>> Begin

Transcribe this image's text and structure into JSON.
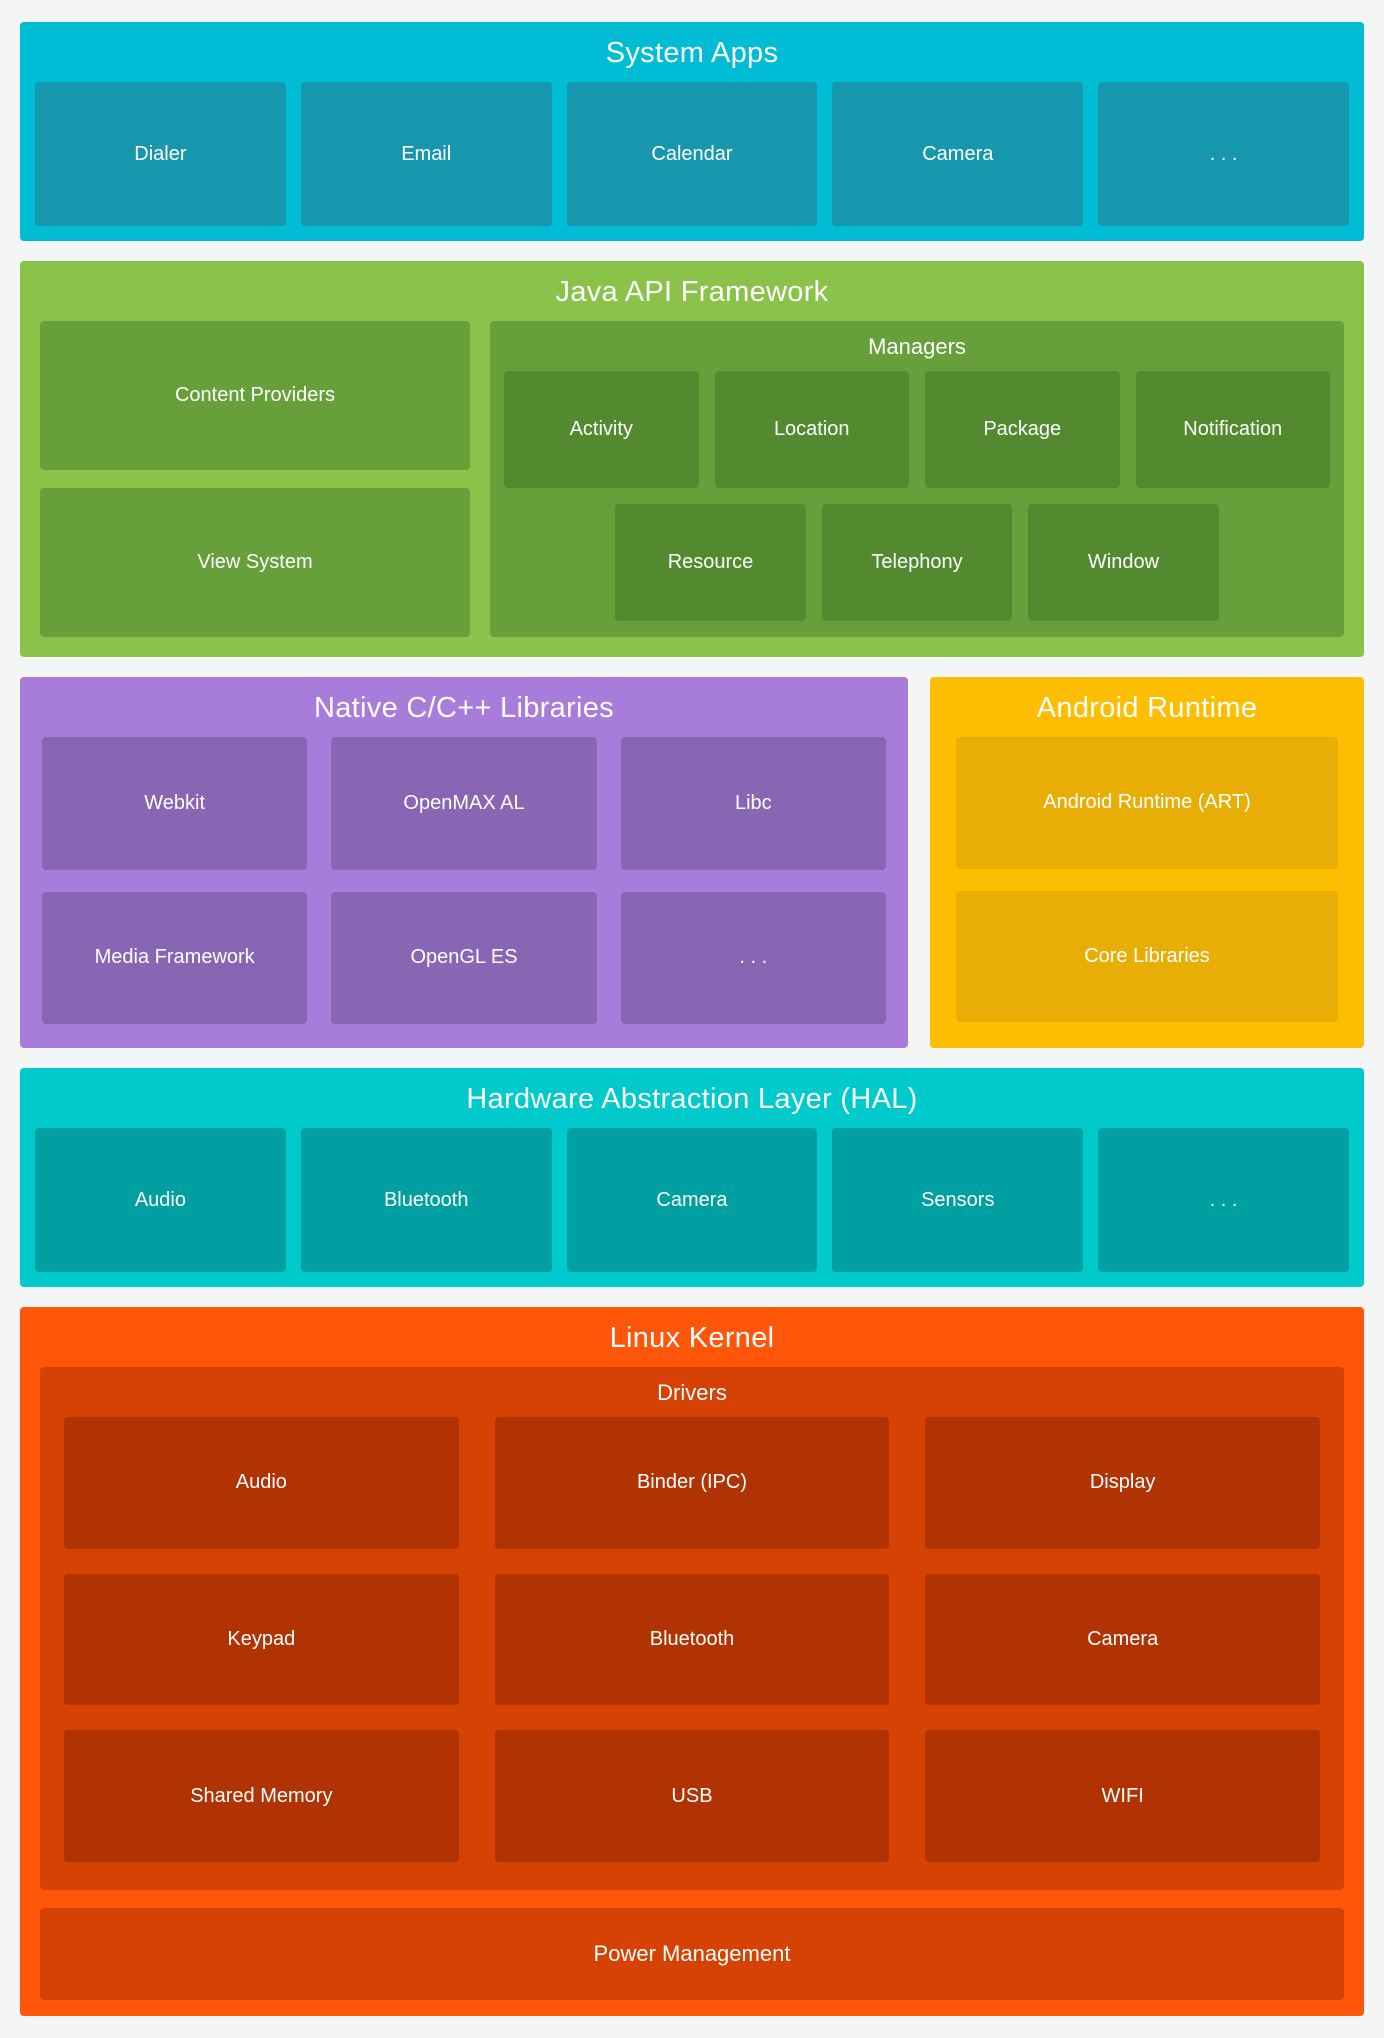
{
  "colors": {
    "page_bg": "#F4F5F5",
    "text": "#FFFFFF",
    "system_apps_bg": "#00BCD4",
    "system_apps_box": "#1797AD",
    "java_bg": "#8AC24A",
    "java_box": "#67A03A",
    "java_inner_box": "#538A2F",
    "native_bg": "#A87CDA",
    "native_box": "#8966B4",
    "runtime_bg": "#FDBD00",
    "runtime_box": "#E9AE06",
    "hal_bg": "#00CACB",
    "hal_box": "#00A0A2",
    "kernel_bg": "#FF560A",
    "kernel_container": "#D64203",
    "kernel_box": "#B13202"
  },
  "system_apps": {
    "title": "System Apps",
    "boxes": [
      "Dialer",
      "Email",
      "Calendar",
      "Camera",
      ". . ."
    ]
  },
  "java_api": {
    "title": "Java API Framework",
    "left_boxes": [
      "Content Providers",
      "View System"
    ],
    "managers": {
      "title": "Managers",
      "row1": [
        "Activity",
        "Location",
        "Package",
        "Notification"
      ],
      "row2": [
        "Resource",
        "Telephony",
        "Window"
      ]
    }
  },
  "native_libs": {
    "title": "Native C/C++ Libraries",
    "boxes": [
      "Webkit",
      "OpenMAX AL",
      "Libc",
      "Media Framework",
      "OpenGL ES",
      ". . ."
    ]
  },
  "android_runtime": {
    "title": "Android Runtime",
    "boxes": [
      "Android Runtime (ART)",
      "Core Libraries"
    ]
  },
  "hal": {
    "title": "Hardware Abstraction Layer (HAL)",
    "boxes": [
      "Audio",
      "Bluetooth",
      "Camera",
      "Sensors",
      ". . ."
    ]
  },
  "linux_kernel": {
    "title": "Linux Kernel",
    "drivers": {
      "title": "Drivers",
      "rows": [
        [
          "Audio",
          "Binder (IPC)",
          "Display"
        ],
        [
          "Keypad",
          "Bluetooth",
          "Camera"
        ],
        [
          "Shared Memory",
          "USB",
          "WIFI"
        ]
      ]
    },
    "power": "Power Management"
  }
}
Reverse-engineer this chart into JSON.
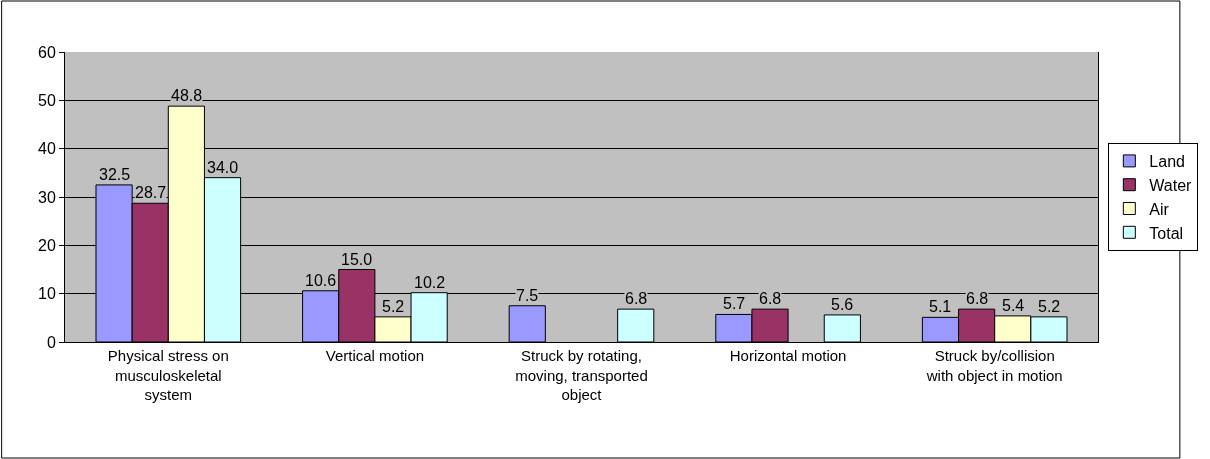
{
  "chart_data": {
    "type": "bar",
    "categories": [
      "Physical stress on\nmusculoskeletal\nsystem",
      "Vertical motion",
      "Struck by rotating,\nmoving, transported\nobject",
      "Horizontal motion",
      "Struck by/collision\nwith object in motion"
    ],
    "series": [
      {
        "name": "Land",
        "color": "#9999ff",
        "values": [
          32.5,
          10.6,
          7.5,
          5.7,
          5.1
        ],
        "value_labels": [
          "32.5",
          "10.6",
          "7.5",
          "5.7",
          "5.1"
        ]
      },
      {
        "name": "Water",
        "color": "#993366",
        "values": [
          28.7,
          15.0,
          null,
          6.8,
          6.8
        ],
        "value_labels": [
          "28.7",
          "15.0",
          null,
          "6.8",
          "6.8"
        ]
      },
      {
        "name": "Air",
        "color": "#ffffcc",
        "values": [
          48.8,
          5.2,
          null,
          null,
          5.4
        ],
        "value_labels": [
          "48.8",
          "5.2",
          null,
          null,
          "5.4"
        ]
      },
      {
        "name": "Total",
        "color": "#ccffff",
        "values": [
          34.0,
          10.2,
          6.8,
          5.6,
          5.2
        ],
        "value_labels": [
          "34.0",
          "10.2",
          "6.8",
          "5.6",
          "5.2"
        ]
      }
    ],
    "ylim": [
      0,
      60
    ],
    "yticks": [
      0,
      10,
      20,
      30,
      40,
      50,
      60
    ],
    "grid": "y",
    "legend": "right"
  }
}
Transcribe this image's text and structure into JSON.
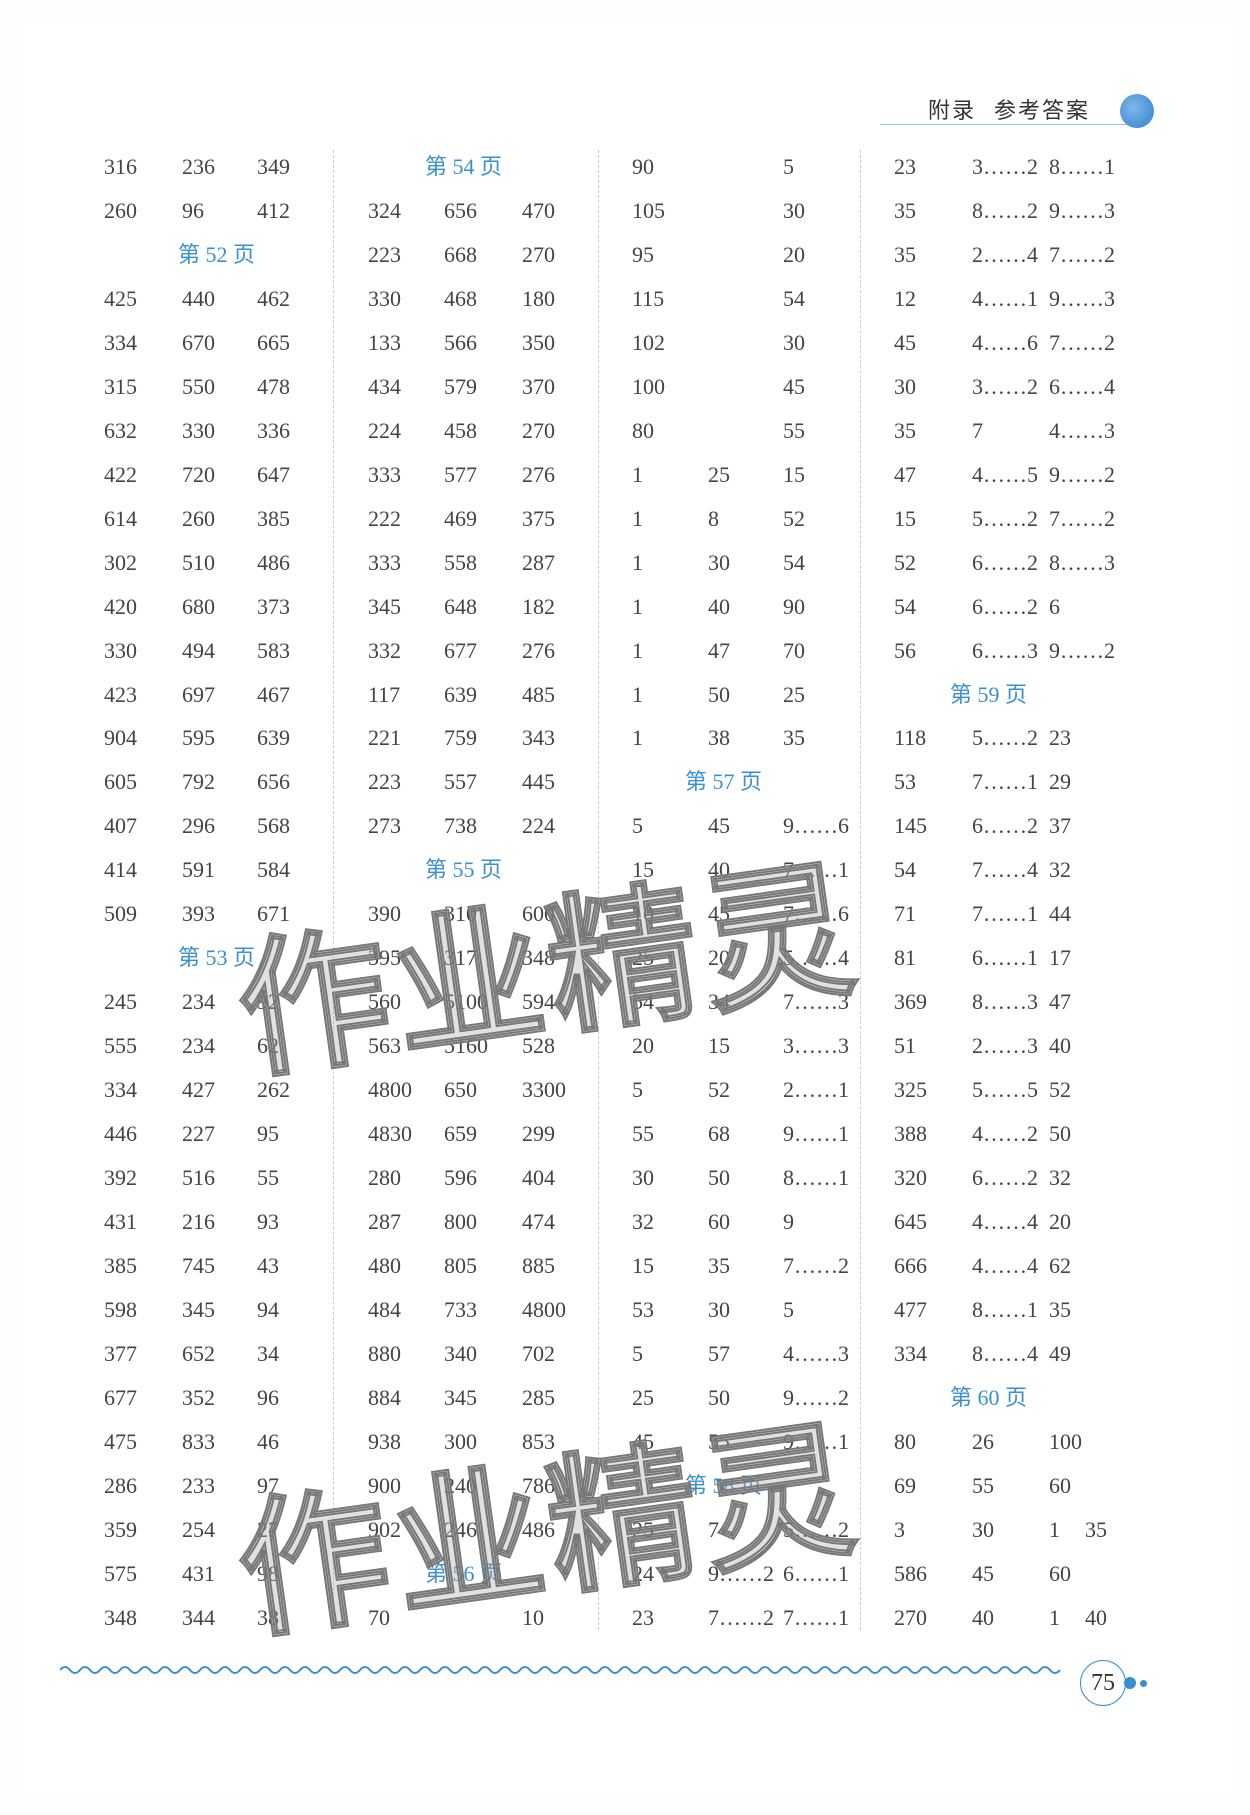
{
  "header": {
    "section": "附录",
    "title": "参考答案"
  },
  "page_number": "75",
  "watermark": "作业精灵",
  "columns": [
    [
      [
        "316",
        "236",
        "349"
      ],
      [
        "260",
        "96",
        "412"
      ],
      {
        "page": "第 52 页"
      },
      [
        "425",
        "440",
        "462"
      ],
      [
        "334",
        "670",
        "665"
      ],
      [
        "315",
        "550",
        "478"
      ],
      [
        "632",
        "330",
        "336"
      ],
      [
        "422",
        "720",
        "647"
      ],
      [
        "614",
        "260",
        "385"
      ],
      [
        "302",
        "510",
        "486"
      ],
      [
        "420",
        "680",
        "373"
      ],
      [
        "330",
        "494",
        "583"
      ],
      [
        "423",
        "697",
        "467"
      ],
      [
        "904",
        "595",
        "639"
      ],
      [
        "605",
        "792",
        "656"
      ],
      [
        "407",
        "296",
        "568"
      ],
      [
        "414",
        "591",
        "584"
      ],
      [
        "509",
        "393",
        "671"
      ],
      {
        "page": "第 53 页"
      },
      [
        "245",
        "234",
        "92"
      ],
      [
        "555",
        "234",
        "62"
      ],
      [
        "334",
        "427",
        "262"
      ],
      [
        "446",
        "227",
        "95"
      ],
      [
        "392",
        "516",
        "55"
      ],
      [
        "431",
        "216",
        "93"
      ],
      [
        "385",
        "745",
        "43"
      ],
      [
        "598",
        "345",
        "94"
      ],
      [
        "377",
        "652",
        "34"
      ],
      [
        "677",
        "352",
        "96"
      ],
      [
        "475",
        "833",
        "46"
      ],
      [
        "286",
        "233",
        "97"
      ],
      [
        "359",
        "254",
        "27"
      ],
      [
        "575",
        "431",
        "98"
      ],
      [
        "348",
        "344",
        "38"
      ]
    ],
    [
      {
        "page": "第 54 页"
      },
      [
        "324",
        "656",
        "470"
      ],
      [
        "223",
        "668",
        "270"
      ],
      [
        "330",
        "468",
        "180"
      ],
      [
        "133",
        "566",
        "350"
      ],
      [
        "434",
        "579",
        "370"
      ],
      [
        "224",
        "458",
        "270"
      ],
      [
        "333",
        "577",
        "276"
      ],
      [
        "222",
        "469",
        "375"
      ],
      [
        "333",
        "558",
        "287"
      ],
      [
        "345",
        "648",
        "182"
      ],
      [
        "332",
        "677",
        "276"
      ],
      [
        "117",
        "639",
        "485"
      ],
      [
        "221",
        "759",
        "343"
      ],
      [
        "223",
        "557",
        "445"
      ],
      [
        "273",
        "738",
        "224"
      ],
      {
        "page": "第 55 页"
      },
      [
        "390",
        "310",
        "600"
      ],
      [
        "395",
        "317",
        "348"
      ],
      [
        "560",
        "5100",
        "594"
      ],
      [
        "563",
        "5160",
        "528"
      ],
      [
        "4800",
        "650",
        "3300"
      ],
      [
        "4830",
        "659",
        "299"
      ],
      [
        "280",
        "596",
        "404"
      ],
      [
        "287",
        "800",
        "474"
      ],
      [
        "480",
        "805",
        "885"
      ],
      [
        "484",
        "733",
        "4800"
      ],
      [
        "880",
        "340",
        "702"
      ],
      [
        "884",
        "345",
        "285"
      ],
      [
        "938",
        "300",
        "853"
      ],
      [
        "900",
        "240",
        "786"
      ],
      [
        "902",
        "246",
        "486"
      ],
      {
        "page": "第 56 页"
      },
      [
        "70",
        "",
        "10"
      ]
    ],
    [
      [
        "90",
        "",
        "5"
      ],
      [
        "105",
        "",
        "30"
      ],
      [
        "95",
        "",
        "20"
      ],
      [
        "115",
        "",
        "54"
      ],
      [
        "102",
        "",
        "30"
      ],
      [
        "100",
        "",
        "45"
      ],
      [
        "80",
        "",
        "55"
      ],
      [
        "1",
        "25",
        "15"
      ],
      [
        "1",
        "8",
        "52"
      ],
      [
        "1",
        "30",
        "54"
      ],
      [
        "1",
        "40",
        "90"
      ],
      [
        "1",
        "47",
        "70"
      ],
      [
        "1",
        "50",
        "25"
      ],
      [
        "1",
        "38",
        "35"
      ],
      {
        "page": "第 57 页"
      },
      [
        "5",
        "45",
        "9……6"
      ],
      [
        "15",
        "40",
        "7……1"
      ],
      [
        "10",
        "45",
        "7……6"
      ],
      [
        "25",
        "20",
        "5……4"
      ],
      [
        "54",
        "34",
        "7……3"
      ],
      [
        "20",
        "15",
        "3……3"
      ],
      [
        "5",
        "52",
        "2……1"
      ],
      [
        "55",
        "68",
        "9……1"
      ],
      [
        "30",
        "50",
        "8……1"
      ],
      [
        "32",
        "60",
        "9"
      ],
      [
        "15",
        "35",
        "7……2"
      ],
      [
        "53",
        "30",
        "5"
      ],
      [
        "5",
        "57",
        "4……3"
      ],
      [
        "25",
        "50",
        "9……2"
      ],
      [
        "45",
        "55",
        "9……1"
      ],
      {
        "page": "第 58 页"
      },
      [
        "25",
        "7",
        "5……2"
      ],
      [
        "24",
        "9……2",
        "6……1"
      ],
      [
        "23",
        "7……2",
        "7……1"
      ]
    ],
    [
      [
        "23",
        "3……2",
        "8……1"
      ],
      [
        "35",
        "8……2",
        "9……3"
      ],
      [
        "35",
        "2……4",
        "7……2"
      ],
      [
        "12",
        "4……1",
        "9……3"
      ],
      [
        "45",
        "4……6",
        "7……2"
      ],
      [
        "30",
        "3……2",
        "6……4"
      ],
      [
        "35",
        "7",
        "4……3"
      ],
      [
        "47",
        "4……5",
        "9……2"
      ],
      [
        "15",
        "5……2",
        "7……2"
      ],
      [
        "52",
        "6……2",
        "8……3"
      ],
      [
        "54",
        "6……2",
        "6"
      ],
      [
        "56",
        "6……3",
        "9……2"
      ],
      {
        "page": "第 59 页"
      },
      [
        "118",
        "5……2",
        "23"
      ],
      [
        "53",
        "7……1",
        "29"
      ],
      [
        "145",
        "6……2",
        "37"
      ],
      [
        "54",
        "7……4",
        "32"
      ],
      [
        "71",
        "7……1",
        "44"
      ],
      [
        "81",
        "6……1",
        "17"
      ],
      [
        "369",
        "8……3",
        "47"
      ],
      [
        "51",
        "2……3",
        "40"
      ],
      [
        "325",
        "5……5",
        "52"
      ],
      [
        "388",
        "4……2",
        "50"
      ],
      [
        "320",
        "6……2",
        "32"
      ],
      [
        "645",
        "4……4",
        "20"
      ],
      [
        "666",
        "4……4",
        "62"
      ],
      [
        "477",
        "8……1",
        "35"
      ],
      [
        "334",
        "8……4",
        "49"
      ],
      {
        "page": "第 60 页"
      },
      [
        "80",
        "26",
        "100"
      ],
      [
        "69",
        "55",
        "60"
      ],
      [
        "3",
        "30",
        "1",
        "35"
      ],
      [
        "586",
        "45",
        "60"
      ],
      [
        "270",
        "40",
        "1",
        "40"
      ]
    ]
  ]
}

>> End

Using the material above, report each line where "Struck" occurs.

[RESPONSE BELOW]
      "Struck by rotating,\nmoving, transported\nobject",
      "Struck by/collision\nwith object in motion"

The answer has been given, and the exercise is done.